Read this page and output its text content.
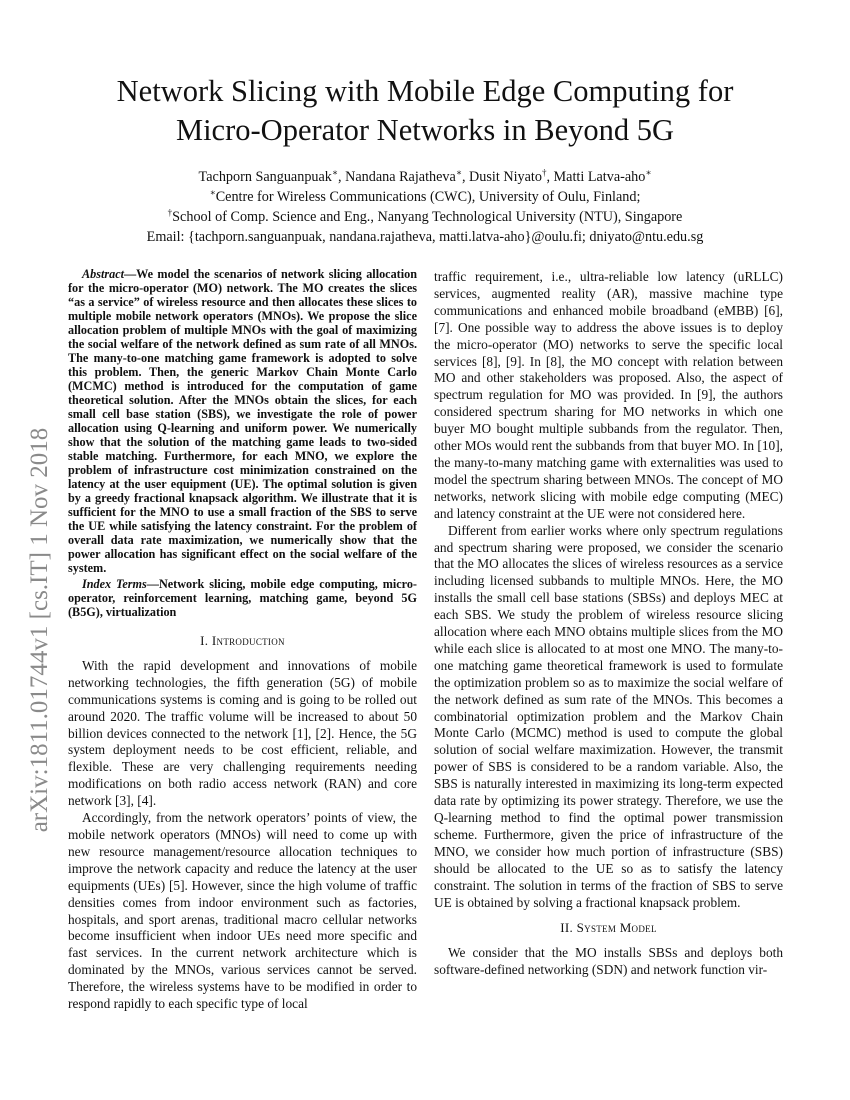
arXiv:1811.01744v1 [cs.IT] 1 Nov 2018
Network Slicing with Mobile Edge Computing for
Micro-Operator Networks in Beyond 5G
Tachporn Sanguanpuak∗, Nandana Rajatheva∗, Dusit Niyato†, Matti Latva-aho∗
∗Centre for Wireless Communications (CWC), University of Oulu, Finland;
†School of Comp. Science and Eng., Nanyang Technological University (NTU), Singapore
Email: {tachporn.sanguanpuak, nandana.rajatheva, matti.latva-aho}@oulu.fi; dniyato@ntu.edu.sg

Abstract—We model the scenarios of network slicing allocation for the micro-operator (MO) network. The MO creates the slices “as a service” of wireless resource and then allocates these slices to multiple mobile network operators (MNOs). We propose the slice allocation problem of multiple MNOs with the goal of maximizing the social welfare of the network defined as sum rate of all MNOs. The many-to-one matching game framework is adopted to solve this problem. Then, the generic Markov Chain Monte Carlo (MCMC) method is introduced for the computation of game theoretical solution. After the MNOs obtain the slices, for each small cell base station (SBS), we investigate the role of power allocation using Q-learning and uniform power. We numerically show that the solution of the matching game leads to two-sided stable matching. Furthermore, for each MNO, we explore the problem of infrastructure cost minimization constrained on the latency at the user equipment (UE). The optimal solution is given by a greedy fractional knapsack algorithm. We illustrate that it is sufficient for the MNO to use a small fraction of the SBS to serve the UE while satisfying the latency constraint. For the problem of overall data rate maximization, we numerically show that the power allocation has significant effect on the social welfare of the system.

Index Terms—Network slicing, mobile edge computing, micro-operator, reinforcement learning, matching game, beyond 5G (B5G), virtualization

I. Introduction

With the rapid development and innovations of mobile networking technologies, the fifth generation (5G) of mobile communications systems is coming and is going to be rolled out around 2020. The traffic volume will be increased to about 50 billion devices connected to the network [1], [2]. Hence, the 5G system deployment needs to be cost efficient, reliable, and flexible. These are very challenging requirements needing modifications on both radio access network (RAN) and core network [3], [4].

Accordingly, from the network operators’ points of view, the mobile network operators (MNOs) will need to come up with new resource management/resource allocation techniques to improve the network capacity and reduce the latency at the user equipments (UEs) [5]. However, since the high volume of traffic densities comes from indoor environment such as factories, hospitals, and sport arenas, traditional macro cellular networks become insufficient when indoor UEs need more specific and fast services. In the current network architecture which is dominated by the MNOs, various services cannot be served. Therefore, the wireless systems have to be modified in order to respond rapidly to each specific type of local

traffic requirement, i.e., ultra-reliable low latency (uRLLC) services, augmented reality (AR), massive machine type communications and enhanced mobile broadband (eMBB) [6], [7]. One possible way to address the above issues is to deploy the micro-operator (MO) networks to serve the specific local services [8], [9]. In [8], the MO concept with relation between MO and other stakeholders was proposed. Also, the aspect of spectrum regulation for MO was provided. In [9], the authors considered spectrum sharing for MO networks in which one buyer MO bought multiple subbands from the regulator. Then, other MOs would rent the subbands from that buyer MO. In [10], the many-to-many matching game with externalities was used to model the spectrum sharing between MNOs. The concept of MO networks, network slicing with mobile edge computing (MEC) and latency constraint at the UE were not considered here.

Different from earlier works where only spectrum regulations and spectrum sharing were proposed, we consider the scenario that the MO allocates the slices of wireless resources as a service including licensed subbands to multiple MNOs. Here, the MO installs the small cell base stations (SBSs) and deploys MEC at each SBS. We study the problem of wireless resource slicing allocation where each MNO obtains multiple slices from the MO while each slice is allocated to at most one MNO. The many-to-one matching game theoretical framework is used to formulate the optimization problem so as to maximize the social welfare of the network defined as sum rate of the MNOs. This becomes a combinatorial optimization problem and the Markov Chain Monte Carlo (MCMC) method is used to compute the global solution of social welfare maximization. However, the transmit power of SBS is considered to be a random variable. Also, the SBS is naturally interested in maximizing its long-term expected data rate by optimizing its power strategy. Therefore, we use the Q-learning method to find the optimal power transmission scheme. Furthermore, given the price of infrastructure of the MNO, we consider how much portion of infrastructure (SBS) should be allocated to the UE so as to satisfy the latency constraint. The solution in terms of the fraction of SBS to serve UE is obtained by solving a fractional knapsack problem.

II. System Model

We consider that the MO installs SBSs and deploys both software-defined networking (SDN) and network function vir-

• **What is expected**
Where a line contains the string "University", extract that line.

• **Correct result**
∗Centre for Wireless Communications (CWC), University of Oulu, Finland;
†School of Comp. Science and Eng., Nanyang Technological University (NTU), Singapore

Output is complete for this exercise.